— begin GIVEN RECORDS —
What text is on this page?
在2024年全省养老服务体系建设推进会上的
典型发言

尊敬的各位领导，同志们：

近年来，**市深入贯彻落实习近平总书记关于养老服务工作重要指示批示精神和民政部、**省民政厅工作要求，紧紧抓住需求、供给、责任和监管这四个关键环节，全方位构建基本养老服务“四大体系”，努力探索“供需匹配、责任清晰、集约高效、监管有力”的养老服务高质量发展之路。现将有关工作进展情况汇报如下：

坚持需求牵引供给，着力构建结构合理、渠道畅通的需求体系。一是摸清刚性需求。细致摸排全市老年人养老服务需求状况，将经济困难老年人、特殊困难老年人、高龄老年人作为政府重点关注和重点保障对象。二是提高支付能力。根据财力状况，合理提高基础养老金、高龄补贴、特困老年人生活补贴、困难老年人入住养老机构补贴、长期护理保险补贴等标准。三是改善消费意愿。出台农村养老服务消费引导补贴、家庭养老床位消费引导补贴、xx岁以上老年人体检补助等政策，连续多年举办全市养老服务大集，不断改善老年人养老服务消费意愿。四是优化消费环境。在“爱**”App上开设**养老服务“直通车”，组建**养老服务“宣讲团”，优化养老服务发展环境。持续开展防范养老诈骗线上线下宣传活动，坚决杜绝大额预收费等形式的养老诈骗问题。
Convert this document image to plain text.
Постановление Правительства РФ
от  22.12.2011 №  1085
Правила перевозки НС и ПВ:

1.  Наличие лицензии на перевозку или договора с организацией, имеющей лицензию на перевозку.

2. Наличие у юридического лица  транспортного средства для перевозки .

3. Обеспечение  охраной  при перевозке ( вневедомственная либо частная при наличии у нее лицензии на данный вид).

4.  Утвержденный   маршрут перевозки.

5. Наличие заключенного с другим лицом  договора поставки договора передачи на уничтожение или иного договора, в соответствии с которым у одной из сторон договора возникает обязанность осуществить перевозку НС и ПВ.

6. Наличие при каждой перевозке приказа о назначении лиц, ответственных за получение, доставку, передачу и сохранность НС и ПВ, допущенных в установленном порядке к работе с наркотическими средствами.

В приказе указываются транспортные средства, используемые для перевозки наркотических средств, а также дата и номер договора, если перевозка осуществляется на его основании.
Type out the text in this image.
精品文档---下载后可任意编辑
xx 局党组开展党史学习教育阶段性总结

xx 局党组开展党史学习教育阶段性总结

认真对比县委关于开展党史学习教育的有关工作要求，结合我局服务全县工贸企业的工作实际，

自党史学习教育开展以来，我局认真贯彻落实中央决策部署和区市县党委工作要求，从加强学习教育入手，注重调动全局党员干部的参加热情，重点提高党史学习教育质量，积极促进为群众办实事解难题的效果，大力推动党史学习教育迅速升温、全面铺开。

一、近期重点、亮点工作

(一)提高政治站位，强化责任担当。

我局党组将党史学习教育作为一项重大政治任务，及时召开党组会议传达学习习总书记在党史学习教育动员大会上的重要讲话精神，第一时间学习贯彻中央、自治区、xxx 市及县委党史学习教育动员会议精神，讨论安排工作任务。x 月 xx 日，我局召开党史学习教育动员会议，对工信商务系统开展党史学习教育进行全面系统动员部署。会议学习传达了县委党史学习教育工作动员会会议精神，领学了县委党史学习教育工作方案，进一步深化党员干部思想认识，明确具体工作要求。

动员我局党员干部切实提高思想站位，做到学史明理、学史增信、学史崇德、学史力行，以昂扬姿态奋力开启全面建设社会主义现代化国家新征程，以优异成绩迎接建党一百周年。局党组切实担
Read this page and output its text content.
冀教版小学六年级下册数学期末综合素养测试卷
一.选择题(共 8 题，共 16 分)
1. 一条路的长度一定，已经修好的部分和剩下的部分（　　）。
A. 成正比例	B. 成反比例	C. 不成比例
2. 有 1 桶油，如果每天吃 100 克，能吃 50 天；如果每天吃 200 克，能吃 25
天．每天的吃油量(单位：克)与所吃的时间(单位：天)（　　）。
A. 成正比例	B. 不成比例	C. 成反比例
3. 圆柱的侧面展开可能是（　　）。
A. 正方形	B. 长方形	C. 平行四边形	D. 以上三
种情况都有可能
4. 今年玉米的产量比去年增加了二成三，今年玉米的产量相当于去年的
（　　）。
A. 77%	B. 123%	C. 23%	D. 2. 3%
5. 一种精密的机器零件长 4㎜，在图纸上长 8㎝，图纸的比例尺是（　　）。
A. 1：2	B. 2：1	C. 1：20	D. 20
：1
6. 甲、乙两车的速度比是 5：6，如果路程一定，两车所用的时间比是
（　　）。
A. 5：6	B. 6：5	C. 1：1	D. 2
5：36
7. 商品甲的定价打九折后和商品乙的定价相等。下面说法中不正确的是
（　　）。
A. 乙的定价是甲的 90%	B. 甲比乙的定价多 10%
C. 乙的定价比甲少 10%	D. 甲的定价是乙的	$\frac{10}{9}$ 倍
— end GIVEN RECORDS —
## WHAT YOU ARE ASKED TO DO
All of the material above needs to be copied exactly.

## THE ANSWER
What text is on this page?
在2024年全省养老服务体系建设推进会上的
典型发言

尊敬的各位领导，同志们：

近年来，**市深入贯彻落实习近平总书记关于养老服务工作重要指示批示精神和民政部、**省民政厅工作要求，紧紧抓住需求、供给、责任和监管这四个关键环节，全方位构建基本养老服务“四大体系”，努力探索“供需匹配、责任清晰、集约高效、监管有力”的养老服务高质量发展之路。现将有关工作进展情况汇报如下：

坚持需求牵引供给，着力构建结构合理、渠道畅通的需求体系。一是摸清刚性需求。细致摸排全市老年人养老服务需求状况，将经济困难老年人、特殊困难老年人、高龄老年人作为政府重点关注和重点保障对象。二是提高支付能力。根据财力状况，合理提高基础养老金、高龄补贴、特困老年人生活补贴、困难老年人入住养老机构补贴、长期护理保险补贴等标准。三是改善消费意愿。出台农村养老服务消费引导补贴、家庭养老床位消费引导补贴、xx岁以上老年人体检补助等政策，连续多年举办全市养老服务大集，不断改善老年人养老服务消费意愿。四是优化消费环境。在“爱**”App上开设**养老服务“直通车”，组建**养老服务“宣讲团”，优化养老服务发展环境。持续开展防范养老诈骗线上线下宣传活动，坚决杜绝大额预收费等形式的养老诈骗问题。
Convert this document image to plain text.
Постановление Правительства РФ
от  22.12.2011 №  1085
Правила перевозки НС и ПВ:

1.  Наличие лицензии на перевозку или договора с организацией, имеющей лицензию на перевозку.

2. Наличие у юридического лица  транспортного средства для перевозки .

3. Обеспечение  охраной  при перевозке ( вневедомственная либо частная при наличии у нее лицензии на данный вид).

4.  Утвержденный   маршрут перевозки.

5. Наличие заключенного с другим лицом  договора поставки договора передачи на уничтожение или иного договора, в соответствии с которым у одной из сторон договора возникает обязанность осуществить перевозку НС и ПВ.

6. Наличие при каждой перевозке приказа о назначении лиц, ответственных за получение, доставку, передачу и сохранность НС и ПВ, допущенных в установленном порядке к работе с наркотическими средствами.

В приказе указываются транспортные средства, используемые для перевозки наркотических средств, а также дата и номер договора, если перевозка осуществляется на его основании.
Type out the text in this image.
精品文档---下载后可任意编辑
xx 局党组开展党史学习教育阶段性总结

xx 局党组开展党史学习教育阶段性总结

认真对比县委关于开展党史学习教育的有关工作要求，结合我局服务全县工贸企业的工作实际，

自党史学习教育开展以来，我局认真贯彻落实中央决策部署和区市县党委工作要求，从加强学习教育入手，注重调动全局党员干部的参加热情，重点提高党史学习教育质量，积极促进为群众办实事解难题的效果，大力推动党史学习教育迅速升温、全面铺开。

一、近期重点、亮点工作

(一)提高政治站位，强化责任担当。

我局党组将党史学习教育作为一项重大政治任务，及时召开党组会议传达学习习总书记在党史学习教育动员大会上的重要讲话精神，第一时间学习贯彻中央、自治区、xxx 市及县委党史学习教育动员会议精神，讨论安排工作任务。x 月 xx 日，我局召开党史学习教育动员会议，对工信商务系统开展党史学习教育进行全面系统动员部署。会议学习传达了县委党史学习教育工作动员会会议精神，领学了县委党史学习教育工作方案，进一步深化党员干部思想认识，明确具体工作要求。

动员我局党员干部切实提高思想站位，做到学史明理、学史增信、学史崇德、学史力行，以昂扬姿态奋力开启全面建设社会主义现代化国家新征程，以优异成绩迎接建党一百周年。局党组切实担
Read this page and output its text content.
冀教版小学六年级下册数学期末综合素养测试卷
一.选择题(共 8 题，共 16 分)
1. 一条路的长度一定，已经修好的部分和剩下的部分（　　）。
A. 成正比例	B. 成反比例	C. 不成比例
2. 有 1 桶油，如果每天吃 100 克，能吃 50 天；如果每天吃 200 克，能吃 25
天．每天的吃油量(单位：克)与所吃的时间(单位：天)（　　）。
A. 成正比例	B. 不成比例	C. 成反比例
3. 圆柱的侧面展开可能是（　　）。
A. 正方形	B. 长方形	C. 平行四边形	D. 以上三
种情况都有可能
4. 今年玉米的产量比去年增加了二成三，今年玉米的产量相当于去年的
（　　）。
A. 77%	B. 123%	C. 23%	D. 2. 3%
5. 一种精密的机器零件长 4㎜，在图纸上长 8㎝，图纸的比例尺是（　　）。
A. 1：2	B. 2：1	C. 1：20	D. 20
：1
6. 甲、乙两车的速度比是 5：6，如果路程一定，两车所用的时间比是
（　　）。
A. 5：6	B. 6：5	C. 1：1	D. 2
5：36
7. 商品甲的定价打九折后和商品乙的定价相等。下面说法中不正确的是
（　　）。
A. 乙的定价是甲的 90%	B. 甲比乙的定价多 10%
C. 乙的定价比甲少 10%	D. 甲的定价是乙的	$\frac{10}{9}$ 倍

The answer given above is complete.